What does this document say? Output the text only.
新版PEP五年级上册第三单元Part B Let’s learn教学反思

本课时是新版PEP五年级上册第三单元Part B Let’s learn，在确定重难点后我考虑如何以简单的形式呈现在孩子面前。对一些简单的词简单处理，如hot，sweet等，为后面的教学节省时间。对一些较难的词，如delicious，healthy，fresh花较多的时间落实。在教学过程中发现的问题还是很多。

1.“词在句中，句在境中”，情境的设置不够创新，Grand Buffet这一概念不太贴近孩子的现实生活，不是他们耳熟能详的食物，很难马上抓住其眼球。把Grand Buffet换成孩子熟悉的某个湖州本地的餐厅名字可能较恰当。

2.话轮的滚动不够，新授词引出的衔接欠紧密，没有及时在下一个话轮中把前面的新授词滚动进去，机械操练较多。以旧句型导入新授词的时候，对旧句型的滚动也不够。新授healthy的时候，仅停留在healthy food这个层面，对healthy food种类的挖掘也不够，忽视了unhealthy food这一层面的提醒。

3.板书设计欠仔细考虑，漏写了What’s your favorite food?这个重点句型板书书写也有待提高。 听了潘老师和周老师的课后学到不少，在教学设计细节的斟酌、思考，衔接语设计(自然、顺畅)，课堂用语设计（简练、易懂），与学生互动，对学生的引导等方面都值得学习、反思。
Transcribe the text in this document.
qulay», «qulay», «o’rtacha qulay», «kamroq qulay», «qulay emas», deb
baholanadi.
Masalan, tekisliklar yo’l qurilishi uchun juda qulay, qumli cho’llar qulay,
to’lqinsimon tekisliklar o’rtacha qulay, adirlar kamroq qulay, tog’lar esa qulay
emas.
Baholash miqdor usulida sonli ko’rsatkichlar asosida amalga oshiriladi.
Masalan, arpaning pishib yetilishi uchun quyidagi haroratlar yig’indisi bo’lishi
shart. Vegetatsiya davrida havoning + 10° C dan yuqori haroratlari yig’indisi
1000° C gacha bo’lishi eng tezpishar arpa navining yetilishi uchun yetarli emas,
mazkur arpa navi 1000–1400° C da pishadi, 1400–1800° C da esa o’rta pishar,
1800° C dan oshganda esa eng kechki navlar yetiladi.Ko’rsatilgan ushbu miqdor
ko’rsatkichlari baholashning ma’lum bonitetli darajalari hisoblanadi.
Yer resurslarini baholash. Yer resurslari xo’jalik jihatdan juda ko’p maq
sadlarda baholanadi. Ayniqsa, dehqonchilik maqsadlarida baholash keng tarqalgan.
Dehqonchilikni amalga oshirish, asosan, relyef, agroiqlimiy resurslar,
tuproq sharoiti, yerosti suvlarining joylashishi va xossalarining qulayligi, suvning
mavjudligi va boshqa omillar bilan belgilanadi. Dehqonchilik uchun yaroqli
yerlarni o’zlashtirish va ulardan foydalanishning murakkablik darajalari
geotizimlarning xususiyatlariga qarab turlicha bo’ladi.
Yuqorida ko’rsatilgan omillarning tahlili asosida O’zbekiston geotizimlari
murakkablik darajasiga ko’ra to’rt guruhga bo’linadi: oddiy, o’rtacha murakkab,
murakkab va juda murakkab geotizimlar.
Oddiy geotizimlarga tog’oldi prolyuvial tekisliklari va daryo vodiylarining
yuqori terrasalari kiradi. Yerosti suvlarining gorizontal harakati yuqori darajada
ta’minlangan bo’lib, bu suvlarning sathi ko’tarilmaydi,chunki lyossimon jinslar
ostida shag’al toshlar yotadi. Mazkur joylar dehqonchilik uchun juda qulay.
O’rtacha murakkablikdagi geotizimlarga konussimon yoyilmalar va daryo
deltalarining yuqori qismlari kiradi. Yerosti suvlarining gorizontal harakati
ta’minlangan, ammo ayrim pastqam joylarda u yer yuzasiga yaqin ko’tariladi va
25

-----

Using the entries above, please restate each one word for word.

What does this document say? Output the text only.
新版PEP五年级上册第三单元Part B Let’s learn教学反思

本课时是新版PEP五年级上册第三单元Part B Let’s learn，在确定重难点后我考虑如何以简单的形式呈现在孩子面前。对一些简单的词简单处理，如hot，sweet等，为后面的教学节省时间。对一些较难的词，如delicious，healthy，fresh花较多的时间落实。在教学过程中发现的问题还是很多。

1.“词在句中，句在境中”，情境的设置不够创新，Grand Buffet这一概念不太贴近孩子的现实生活，不是他们耳熟能详的食物，很难马上抓住其眼球。把Grand Buffet换成孩子熟悉的某个湖州本地的餐厅名字可能较恰当。

2.话轮的滚动不够，新授词引出的衔接欠紧密，没有及时在下一个话轮中把前面的新授词滚动进去，机械操练较多。以旧句型导入新授词的时候，对旧句型的滚动也不够。新授healthy的时候，仅停留在healthy food这个层面，对healthy food种类的挖掘也不够，忽视了unhealthy food这一层面的提醒。

3.板书设计欠仔细考虑，漏写了What’s your favorite food?这个重点句型板书书写也有待提高。 听了潘老师和周老师的课后学到不少，在教学设计细节的斟酌、思考，衔接语设计(自然、顺畅)，课堂用语设计（简练、易懂），与学生互动，对学生的引导等方面都值得学习、反思。
Transcribe the text in this document.
qulay», «qulay», «o’rtacha qulay», «kamroq qulay», «qulay emas», deb
baholanadi.
Masalan, tekisliklar yo’l qurilishi uchun juda qulay, qumli cho’llar qulay,
to’lqinsimon tekisliklar o’rtacha qulay, adirlar kamroq qulay, tog’lar esa qulay
emas.
Baholash miqdor usulida sonli ko’rsatkichlar asosida amalga oshiriladi.
Masalan, arpaning pishib yetilishi uchun quyidagi haroratlar yig’indisi bo’lishi
shart. Vegetatsiya davrida havoning + 10° C dan yuqori haroratlari yig’indisi
1000° C gacha bo’lishi eng tezpishar arpa navining yetilishi uchun yetarli emas,
mazkur arpa navi 1000–1400° C da pishadi, 1400–1800° C da esa o’rta pishar,
1800° C dan oshganda esa eng kechki navlar yetiladi.Ko’rsatilgan ushbu miqdor
ko’rsatkichlari baholashning ma’lum bonitetli darajalari hisoblanadi.
Yer resurslarini baholash. Yer resurslari xo’jalik jihatdan juda ko’p maq
sadlarda baholanadi. Ayniqsa, dehqonchilik maqsadlarida baholash keng tarqalgan.
Dehqonchilikni amalga oshirish, asosan, relyef, agroiqlimiy resurslar,
tuproq sharoiti, yerosti suvlarining joylashishi va xossalarining qulayligi, suvning
mavjudligi va boshqa omillar bilan belgilanadi. Dehqonchilik uchun yaroqli
yerlarni o’zlashtirish va ulardan foydalanishning murakkablik darajalari
geotizimlarning xususiyatlariga qarab turlicha bo’ladi.
Yuqorida ko’rsatilgan omillarning tahlili asosida O’zbekiston geotizimlari
murakkablik darajasiga ko’ra to’rt guruhga bo’linadi: oddiy, o’rtacha murakkab,
murakkab va juda murakkab geotizimlar.
Oddiy geotizimlarga tog’oldi prolyuvial tekisliklari va daryo vodiylarining
yuqori terrasalari kiradi. Yerosti suvlarining gorizontal harakati yuqori darajada
ta’minlangan bo’lib, bu suvlarning sathi ko’tarilmaydi,chunki lyossimon jinslar
ostida shag’al toshlar yotadi. Mazkur joylar dehqonchilik uchun juda qulay.
O’rtacha murakkablikdagi geotizimlarga konussimon yoyilmalar va daryo
deltalarining yuqori qismlari kiradi. Yerosti suvlarining gorizontal harakati
ta’minlangan, ammo ayrim pastqam joylarda u yer yuzasiga yaqin ko’tariladi va
25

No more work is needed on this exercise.